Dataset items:

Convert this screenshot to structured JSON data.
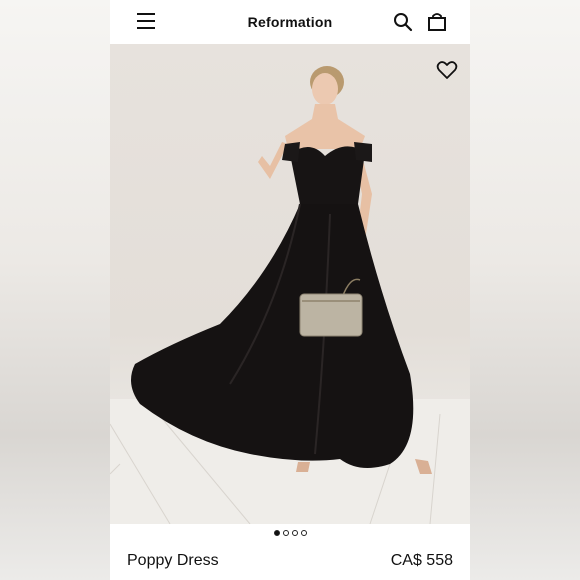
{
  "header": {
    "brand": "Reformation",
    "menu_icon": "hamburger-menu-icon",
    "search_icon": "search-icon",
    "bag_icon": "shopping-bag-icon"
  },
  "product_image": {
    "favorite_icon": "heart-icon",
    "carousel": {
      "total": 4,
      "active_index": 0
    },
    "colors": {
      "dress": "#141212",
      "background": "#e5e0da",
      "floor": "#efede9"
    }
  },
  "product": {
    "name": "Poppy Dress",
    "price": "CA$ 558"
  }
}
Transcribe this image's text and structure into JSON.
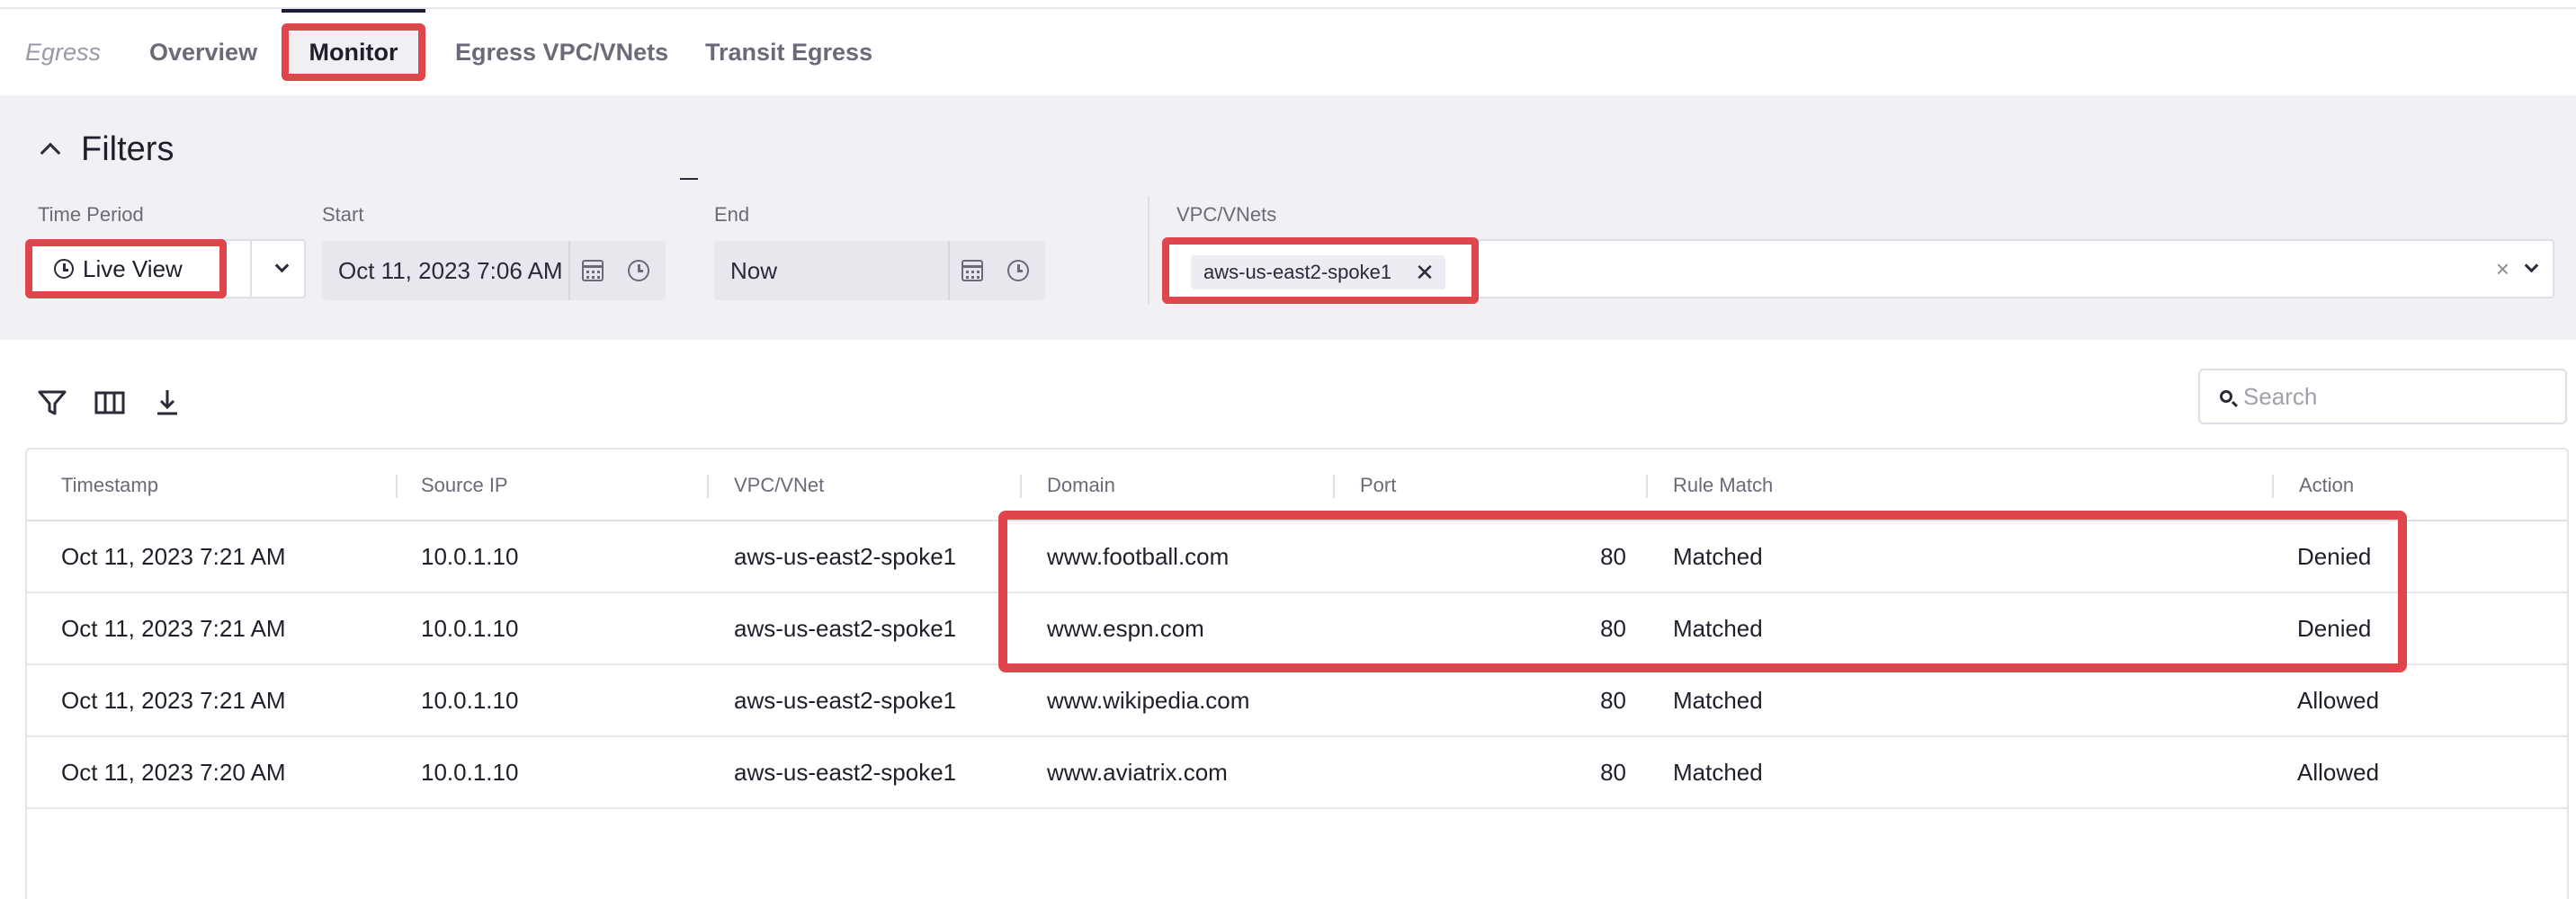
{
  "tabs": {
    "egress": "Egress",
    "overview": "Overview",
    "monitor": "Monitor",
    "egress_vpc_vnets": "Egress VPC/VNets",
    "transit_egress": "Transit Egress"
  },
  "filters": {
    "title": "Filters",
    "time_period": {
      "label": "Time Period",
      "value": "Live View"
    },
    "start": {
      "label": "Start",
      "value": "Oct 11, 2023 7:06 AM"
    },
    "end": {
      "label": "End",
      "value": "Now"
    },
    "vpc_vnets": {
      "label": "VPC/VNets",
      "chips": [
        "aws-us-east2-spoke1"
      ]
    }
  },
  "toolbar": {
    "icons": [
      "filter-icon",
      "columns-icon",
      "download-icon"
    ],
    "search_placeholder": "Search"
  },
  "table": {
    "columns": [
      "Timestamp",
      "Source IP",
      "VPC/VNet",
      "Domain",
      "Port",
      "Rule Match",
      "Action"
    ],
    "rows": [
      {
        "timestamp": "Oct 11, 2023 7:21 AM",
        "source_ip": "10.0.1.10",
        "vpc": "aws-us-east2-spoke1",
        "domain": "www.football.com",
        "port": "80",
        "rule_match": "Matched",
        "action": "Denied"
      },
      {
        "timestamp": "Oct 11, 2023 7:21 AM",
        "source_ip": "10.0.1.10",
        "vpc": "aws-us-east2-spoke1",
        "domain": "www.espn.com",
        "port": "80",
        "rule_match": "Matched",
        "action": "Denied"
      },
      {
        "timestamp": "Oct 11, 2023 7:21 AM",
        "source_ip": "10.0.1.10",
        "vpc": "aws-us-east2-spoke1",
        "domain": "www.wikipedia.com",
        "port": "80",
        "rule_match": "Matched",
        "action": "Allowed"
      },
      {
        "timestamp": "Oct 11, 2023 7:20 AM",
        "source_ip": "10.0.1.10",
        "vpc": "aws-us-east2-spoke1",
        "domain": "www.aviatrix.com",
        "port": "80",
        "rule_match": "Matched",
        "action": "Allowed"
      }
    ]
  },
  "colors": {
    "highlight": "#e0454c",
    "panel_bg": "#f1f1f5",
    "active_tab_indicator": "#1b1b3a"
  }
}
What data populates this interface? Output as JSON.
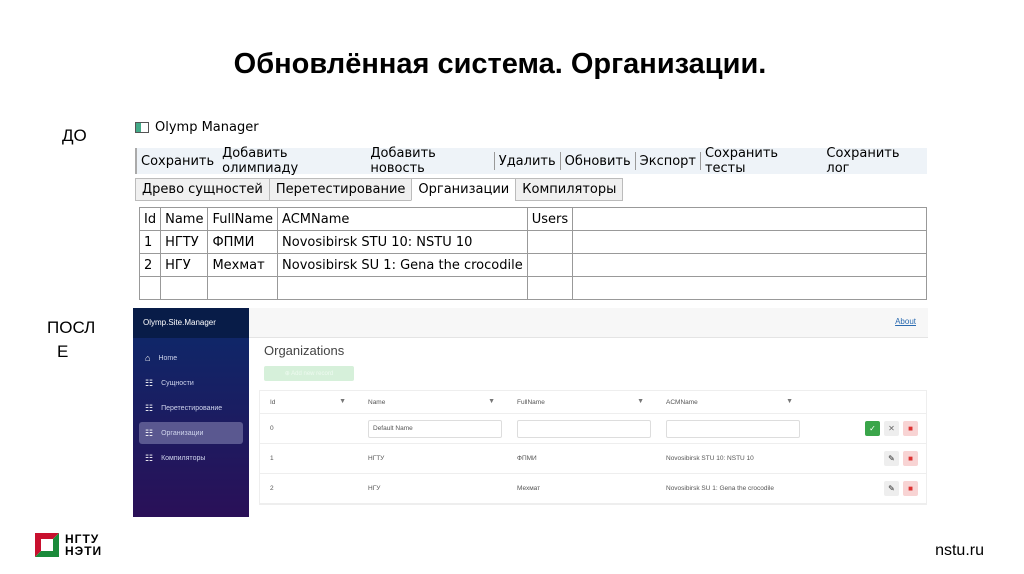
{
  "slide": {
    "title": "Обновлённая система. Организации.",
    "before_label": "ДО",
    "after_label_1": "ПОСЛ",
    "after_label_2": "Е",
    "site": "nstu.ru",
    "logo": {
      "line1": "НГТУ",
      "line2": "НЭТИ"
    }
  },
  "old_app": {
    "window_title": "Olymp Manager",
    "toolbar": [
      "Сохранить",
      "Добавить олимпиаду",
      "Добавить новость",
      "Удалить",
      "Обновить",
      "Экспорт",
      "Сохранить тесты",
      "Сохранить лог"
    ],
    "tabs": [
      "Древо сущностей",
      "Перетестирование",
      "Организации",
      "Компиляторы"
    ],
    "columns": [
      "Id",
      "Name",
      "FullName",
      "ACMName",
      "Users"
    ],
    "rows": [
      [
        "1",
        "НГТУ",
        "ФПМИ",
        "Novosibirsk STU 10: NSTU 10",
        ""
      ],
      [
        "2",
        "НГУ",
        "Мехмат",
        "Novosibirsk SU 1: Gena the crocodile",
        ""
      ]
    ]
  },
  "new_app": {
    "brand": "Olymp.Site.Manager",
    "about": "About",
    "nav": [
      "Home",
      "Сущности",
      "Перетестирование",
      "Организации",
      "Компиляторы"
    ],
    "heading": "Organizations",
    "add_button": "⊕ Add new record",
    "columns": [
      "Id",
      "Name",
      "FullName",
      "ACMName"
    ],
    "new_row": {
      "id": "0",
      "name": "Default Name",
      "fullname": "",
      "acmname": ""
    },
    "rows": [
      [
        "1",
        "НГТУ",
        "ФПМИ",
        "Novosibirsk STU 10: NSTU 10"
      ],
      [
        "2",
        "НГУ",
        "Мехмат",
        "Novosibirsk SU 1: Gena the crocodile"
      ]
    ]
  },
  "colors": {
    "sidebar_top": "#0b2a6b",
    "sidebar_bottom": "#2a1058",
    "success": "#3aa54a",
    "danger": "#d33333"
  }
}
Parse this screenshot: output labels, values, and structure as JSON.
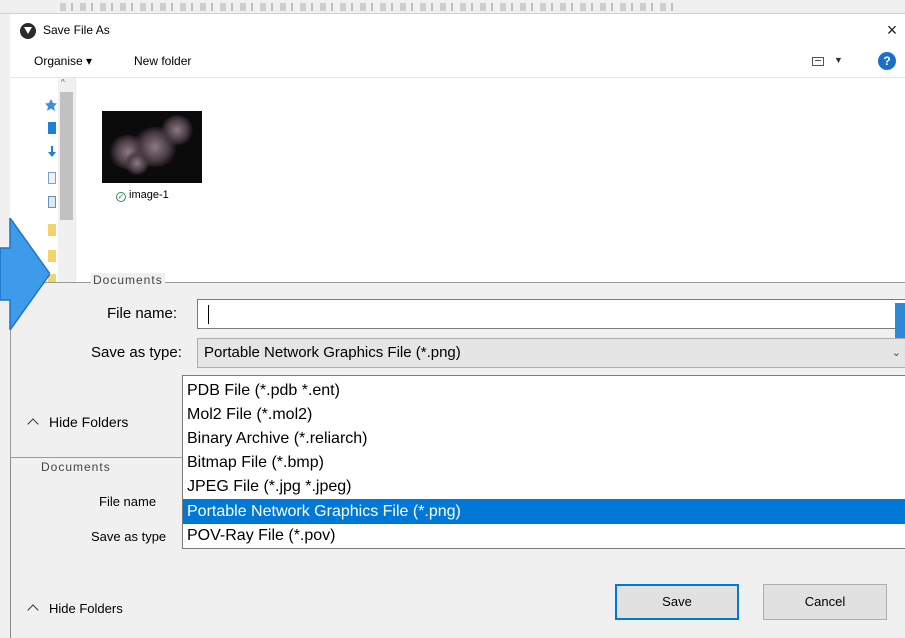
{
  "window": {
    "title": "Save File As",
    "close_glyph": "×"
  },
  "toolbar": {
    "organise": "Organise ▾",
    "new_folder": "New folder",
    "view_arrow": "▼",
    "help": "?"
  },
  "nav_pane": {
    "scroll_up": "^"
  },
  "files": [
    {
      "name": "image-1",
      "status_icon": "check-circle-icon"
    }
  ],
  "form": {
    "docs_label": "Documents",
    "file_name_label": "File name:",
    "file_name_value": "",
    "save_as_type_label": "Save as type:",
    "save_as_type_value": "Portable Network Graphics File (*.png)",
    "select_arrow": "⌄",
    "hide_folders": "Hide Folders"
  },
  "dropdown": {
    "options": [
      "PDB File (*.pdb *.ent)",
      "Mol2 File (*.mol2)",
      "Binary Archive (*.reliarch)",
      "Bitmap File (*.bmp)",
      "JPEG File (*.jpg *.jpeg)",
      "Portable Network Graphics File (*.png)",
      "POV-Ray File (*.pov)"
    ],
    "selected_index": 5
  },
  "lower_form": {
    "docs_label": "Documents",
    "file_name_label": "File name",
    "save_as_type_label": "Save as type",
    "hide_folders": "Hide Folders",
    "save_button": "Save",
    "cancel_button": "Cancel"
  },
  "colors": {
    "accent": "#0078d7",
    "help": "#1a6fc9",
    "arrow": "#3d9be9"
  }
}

Direction — Without including any picture, repeat the data exactly.

Written reply —
Convert this screenshot to structured JSON data.
{
  "header": {
    "brand": "Reformation",
    "menu_icon": "hamburger-menu-icon",
    "search_icon": "search-icon",
    "bag_icon": "shopping-bag-icon"
  },
  "product_image": {
    "favorite_icon": "heart-icon",
    "carousel": {
      "total": 4,
      "active_index": 0
    },
    "colors": {
      "dress": "#141212",
      "background": "#e5e0da",
      "floor": "#efede9"
    }
  },
  "product": {
    "name": "Poppy Dress",
    "price": "CA$ 558"
  }
}
Transcribe this image's text and structure into JSON.
{
  "tabs": {
    "egress": "Egress",
    "overview": "Overview",
    "monitor": "Monitor",
    "egress_vpc_vnets": "Egress VPC/VNets",
    "transit_egress": "Transit Egress"
  },
  "filters": {
    "title": "Filters",
    "time_period": {
      "label": "Time Period",
      "value": "Live View"
    },
    "start": {
      "label": "Start",
      "value": "Oct 11, 2023 7:06 AM"
    },
    "end": {
      "label": "End",
      "value": "Now"
    },
    "vpc_vnets": {
      "label": "VPC/VNets",
      "chips": [
        "aws-us-east2-spoke1"
      ]
    }
  },
  "toolbar": {
    "icons": [
      "filter-icon",
      "columns-icon",
      "download-icon"
    ],
    "search_placeholder": "Search"
  },
  "table": {
    "columns": [
      "Timestamp",
      "Source IP",
      "VPC/VNet",
      "Domain",
      "Port",
      "Rule Match",
      "Action"
    ],
    "rows": [
      {
        "timestamp": "Oct 11, 2023 7:21 AM",
        "source_ip": "10.0.1.10",
        "vpc": "aws-us-east2-spoke1",
        "domain": "www.football.com",
        "port": "80",
        "rule_match": "Matched",
        "action": "Denied"
      },
      {
        "timestamp": "Oct 11, 2023 7:21 AM",
        "source_ip": "10.0.1.10",
        "vpc": "aws-us-east2-spoke1",
        "domain": "www.espn.com",
        "port": "80",
        "rule_match": "Matched",
        "action": "Denied"
      },
      {
        "timestamp": "Oct 11, 2023 7:21 AM",
        "source_ip": "10.0.1.10",
        "vpc": "aws-us-east2-spoke1",
        "domain": "www.wikipedia.com",
        "port": "80",
        "rule_match": "Matched",
        "action": "Allowed"
      },
      {
        "timestamp": "Oct 11, 2023 7:20 AM",
        "source_ip": "10.0.1.10",
        "vpc": "aws-us-east2-spoke1",
        "domain": "www.aviatrix.com",
        "port": "80",
        "rule_match": "Matched",
        "action": "Allowed"
      }
    ]
  },
  "colors": {
    "highlight": "#e0454c",
    "panel_bg": "#f1f1f5",
    "active_tab_indicator": "#1b1b3a"
  }
}
What data populates this interface? Output as JSON.
{
  "slide": {
    "title": "Обновлённая система. Организации.",
    "before_label": "ДО",
    "after_label_1": "ПОСЛ",
    "after_label_2": "Е",
    "site": "nstu.ru",
    "logo": {
      "line1": "НГТУ",
      "line2": "НЭТИ"
    }
  },
  "old_app": {
    "window_title": "Olymp Manager",
    "toolbar": [
      "Сохранить",
      "Добавить олимпиаду",
      "Добавить новость",
      "Удалить",
      "Обновить",
      "Экспорт",
      "Сохранить тесты",
      "Сохранить лог"
    ],
    "tabs": [
      "Древо сущностей",
      "Перетестирование",
      "Организации",
      "Компиляторы"
    ],
    "columns": [
      "Id",
      "Name",
      "FullName",
      "ACMName",
      "Users"
    ],
    "rows": [
      [
        "1",
        "НГТУ",
        "ФПМИ",
        "Novosibirsk STU 10: NSTU 10",
        ""
      ],
      [
        "2",
        "НГУ",
        "Мехмат",
        "Novosibirsk SU 1: Gena the crocodile",
        ""
      ]
    ]
  },
  "new_app": {
    "brand": "Olymp.Site.Manager",
    "about": "About",
    "nav": [
      "Home",
      "Сущности",
      "Перетестирование",
      "Организации",
      "Компиляторы"
    ],
    "heading": "Organizations",
    "add_button": "⊕ Add new record",
    "columns": [
      "Id",
      "Name",
      "FullName",
      "ACMName"
    ],
    "new_row": {
      "id": "0",
      "name": "Default Name",
      "fullname": "",
      "acmname": ""
    },
    "rows": [
      [
        "1",
        "НГТУ",
        "ФПМИ",
        "Novosibirsk STU 10: NSTU 10"
      ],
      [
        "2",
        "НГУ",
        "Мехмат",
        "Novosibirsk SU 1: Gena the crocodile"
      ]
    ]
  },
  "colors": {
    "sidebar_top": "#0b2a6b",
    "sidebar_bottom": "#2a1058",
    "success": "#3aa54a",
    "danger": "#d33333"
  }
}
Parse this screenshot: output labels, values, and structure as JSON.
{
  "window": {
    "title": "Save File As",
    "close_glyph": "×"
  },
  "toolbar": {
    "organise": "Organise ▾",
    "new_folder": "New folder",
    "view_arrow": "▼",
    "help": "?"
  },
  "nav_pane": {
    "scroll_up": "^"
  },
  "files": [
    {
      "name": "image-1",
      "status_icon": "check-circle-icon"
    }
  ],
  "form": {
    "docs_label": "Documents",
    "file_name_label": "File name:",
    "file_name_value": "",
    "save_as_type_label": "Save as type:",
    "save_as_type_value": "Portable Network Graphics File (*.png)",
    "select_arrow": "⌄",
    "hide_folders": "Hide Folders"
  },
  "dropdown": {
    "options": [
      "PDB File (*.pdb *.ent)",
      "Mol2 File (*.mol2)",
      "Binary Archive (*.reliarch)",
      "Bitmap File (*.bmp)",
      "JPEG File (*.jpg *.jpeg)",
      "Portable Network Graphics File (*.png)",
      "POV-Ray File (*.pov)"
    ],
    "selected_index": 5
  },
  "lower_form": {
    "docs_label": "Documents",
    "file_name_label": "File name",
    "save_as_type_label": "Save as type",
    "hide_folders": "Hide Folders",
    "save_button": "Save",
    "cancel_button": "Cancel"
  },
  "colors": {
    "accent": "#0078d7",
    "help": "#1a6fc9",
    "arrow": "#3d9be9"
  }
}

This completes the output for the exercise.